--- start Records shown ---
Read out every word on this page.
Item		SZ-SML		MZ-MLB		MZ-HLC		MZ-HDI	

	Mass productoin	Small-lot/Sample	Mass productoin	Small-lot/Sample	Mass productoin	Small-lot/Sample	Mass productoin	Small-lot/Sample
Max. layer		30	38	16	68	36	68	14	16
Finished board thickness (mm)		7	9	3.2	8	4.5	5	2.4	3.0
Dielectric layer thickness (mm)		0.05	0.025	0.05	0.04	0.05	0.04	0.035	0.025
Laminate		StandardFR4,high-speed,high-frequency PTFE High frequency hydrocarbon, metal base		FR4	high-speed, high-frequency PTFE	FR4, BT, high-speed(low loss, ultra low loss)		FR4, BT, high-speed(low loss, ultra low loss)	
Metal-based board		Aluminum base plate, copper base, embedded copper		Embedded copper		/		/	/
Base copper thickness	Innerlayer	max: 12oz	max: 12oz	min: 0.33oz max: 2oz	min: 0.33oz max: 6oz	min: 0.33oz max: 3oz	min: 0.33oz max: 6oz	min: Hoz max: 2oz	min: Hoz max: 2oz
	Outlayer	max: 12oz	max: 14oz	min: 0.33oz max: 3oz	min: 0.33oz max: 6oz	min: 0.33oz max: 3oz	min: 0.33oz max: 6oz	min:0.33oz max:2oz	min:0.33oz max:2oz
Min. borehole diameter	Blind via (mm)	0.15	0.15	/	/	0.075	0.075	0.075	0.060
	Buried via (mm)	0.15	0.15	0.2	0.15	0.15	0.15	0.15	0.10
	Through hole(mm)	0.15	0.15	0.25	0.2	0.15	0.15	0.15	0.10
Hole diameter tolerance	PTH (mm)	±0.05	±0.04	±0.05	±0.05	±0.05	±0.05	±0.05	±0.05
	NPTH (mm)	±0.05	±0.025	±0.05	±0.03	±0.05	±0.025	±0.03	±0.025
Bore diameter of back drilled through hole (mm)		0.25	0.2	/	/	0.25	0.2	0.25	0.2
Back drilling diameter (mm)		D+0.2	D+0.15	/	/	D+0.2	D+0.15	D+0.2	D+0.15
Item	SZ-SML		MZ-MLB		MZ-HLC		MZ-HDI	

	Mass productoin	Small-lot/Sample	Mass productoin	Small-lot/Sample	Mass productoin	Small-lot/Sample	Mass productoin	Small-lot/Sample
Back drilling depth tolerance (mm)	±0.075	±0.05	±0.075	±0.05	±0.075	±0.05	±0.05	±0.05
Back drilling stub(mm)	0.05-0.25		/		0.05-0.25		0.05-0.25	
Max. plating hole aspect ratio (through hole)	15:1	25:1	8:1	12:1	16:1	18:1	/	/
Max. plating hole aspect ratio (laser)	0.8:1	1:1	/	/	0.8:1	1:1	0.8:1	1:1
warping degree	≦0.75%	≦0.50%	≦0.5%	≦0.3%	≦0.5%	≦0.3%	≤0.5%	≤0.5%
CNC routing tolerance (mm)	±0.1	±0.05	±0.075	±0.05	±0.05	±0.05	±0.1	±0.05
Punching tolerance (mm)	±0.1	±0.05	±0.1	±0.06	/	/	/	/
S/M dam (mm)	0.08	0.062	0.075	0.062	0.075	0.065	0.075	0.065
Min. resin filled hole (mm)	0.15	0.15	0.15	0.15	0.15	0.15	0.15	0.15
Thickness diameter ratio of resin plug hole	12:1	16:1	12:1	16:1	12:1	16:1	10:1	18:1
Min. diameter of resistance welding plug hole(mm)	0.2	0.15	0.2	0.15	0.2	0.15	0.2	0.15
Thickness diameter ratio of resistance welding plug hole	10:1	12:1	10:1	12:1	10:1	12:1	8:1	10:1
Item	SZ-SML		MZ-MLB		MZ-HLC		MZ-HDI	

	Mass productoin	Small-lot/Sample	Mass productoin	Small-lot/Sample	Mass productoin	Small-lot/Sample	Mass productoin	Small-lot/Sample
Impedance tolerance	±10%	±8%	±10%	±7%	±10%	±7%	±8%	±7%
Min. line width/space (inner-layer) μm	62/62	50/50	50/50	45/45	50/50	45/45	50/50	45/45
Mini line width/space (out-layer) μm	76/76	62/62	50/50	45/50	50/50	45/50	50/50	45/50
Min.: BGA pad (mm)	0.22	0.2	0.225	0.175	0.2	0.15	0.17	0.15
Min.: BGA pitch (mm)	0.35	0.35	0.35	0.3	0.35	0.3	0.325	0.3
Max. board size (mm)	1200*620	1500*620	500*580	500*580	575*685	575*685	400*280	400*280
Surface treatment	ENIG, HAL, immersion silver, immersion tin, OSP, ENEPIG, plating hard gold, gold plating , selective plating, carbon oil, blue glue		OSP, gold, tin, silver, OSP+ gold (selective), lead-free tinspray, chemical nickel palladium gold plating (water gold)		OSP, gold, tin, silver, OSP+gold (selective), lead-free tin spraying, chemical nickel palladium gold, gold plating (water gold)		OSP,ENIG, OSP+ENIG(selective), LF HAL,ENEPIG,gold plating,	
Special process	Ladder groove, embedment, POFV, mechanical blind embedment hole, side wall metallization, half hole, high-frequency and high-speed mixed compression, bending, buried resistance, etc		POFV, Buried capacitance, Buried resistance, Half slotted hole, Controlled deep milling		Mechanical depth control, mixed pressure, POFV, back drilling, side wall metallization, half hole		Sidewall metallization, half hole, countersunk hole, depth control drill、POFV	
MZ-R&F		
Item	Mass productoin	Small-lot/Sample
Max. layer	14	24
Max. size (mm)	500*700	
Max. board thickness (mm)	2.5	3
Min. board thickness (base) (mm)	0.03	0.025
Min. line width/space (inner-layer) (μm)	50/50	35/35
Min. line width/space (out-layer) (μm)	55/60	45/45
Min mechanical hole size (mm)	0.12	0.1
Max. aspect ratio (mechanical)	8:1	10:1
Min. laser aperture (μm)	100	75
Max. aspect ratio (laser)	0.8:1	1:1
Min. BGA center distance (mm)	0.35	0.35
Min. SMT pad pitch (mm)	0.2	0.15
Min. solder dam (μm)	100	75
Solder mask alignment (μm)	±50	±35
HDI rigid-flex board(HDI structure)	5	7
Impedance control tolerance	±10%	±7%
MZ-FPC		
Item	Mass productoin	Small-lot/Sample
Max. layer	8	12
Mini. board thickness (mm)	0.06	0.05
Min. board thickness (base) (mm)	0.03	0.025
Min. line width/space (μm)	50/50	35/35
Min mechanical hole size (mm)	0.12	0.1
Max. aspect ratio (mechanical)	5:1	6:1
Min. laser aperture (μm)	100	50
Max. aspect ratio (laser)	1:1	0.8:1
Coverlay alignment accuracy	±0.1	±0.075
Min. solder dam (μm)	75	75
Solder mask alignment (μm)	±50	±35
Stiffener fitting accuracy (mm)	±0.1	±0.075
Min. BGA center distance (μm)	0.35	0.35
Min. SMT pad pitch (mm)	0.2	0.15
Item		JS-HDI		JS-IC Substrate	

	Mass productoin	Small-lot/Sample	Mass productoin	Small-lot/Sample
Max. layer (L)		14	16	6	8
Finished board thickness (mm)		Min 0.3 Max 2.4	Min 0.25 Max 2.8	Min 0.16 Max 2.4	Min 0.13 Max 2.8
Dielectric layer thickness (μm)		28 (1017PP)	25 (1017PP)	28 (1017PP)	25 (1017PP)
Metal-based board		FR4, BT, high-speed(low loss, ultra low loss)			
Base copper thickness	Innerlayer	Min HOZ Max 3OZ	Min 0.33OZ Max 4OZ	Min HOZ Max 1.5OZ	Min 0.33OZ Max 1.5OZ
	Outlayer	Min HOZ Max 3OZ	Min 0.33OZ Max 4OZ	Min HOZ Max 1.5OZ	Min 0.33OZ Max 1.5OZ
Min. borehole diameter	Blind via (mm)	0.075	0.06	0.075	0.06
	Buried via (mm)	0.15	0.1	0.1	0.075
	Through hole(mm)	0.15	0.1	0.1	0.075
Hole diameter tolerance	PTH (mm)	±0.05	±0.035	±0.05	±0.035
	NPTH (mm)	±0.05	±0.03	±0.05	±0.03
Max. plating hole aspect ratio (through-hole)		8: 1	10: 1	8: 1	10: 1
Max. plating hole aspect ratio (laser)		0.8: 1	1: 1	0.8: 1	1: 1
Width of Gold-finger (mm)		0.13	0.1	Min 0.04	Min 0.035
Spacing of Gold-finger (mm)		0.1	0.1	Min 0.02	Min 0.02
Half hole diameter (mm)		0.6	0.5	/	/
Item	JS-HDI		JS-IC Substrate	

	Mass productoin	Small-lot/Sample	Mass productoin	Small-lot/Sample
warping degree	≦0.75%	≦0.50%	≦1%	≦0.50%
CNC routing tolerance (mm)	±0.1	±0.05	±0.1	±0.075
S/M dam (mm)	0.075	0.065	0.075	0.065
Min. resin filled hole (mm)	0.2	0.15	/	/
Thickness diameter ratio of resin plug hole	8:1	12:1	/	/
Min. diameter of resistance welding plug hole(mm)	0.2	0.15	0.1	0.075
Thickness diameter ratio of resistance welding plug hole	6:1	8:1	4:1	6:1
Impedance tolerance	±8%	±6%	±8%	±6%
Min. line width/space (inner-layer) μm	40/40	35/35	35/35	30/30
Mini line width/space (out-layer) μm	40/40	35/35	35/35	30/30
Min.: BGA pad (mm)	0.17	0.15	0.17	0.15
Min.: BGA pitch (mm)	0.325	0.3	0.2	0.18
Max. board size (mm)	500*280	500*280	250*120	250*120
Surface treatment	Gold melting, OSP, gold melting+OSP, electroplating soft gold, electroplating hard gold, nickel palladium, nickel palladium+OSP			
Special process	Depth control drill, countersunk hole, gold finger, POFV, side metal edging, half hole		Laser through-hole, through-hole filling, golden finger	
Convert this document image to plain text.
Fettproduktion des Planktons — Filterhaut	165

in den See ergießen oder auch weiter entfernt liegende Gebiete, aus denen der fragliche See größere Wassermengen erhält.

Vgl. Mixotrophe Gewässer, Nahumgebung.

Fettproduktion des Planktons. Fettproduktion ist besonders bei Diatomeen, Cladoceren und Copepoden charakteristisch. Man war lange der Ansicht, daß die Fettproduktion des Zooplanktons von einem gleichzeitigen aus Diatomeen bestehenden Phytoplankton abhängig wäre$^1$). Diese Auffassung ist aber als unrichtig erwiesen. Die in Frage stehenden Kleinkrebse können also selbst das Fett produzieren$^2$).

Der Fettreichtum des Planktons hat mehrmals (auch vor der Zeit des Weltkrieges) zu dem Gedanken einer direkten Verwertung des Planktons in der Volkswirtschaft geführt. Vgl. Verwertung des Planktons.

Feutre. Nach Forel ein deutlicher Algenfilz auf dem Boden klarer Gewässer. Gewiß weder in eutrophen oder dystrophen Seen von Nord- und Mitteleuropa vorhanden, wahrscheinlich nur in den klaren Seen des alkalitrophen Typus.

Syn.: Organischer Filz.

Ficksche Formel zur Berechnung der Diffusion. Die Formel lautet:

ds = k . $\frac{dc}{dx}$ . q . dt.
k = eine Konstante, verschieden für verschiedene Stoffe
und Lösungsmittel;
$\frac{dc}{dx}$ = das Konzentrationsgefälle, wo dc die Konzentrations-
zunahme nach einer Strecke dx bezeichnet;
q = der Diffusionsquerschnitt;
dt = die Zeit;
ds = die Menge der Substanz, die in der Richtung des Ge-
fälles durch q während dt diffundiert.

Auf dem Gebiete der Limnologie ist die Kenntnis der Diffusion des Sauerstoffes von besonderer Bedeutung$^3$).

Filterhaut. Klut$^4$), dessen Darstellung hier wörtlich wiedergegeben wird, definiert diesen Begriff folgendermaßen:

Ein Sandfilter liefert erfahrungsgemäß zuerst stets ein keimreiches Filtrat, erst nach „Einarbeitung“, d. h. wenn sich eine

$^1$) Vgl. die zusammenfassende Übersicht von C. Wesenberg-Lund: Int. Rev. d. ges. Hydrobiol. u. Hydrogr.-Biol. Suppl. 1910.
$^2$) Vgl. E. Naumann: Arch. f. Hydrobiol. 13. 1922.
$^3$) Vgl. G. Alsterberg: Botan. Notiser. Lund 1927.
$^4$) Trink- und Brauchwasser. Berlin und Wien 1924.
--- end Records shown ---
Aim —
Select the lines from the entries that include the word "resin".

Exercise response —
Min. resin filled hole (mm)	0.15	0.15	0.15	0.15	0.15	0.15	0.15	0.15
Thickness diameter ratio of resin plug hole	12:1	16:1	12:1	16:1	12:1	16:1	10:1	18:1
Min. resin filled hole (mm)	0.2	0.15	/	/
Thickness diameter ratio of resin plug hole	8:1	12:1	/	/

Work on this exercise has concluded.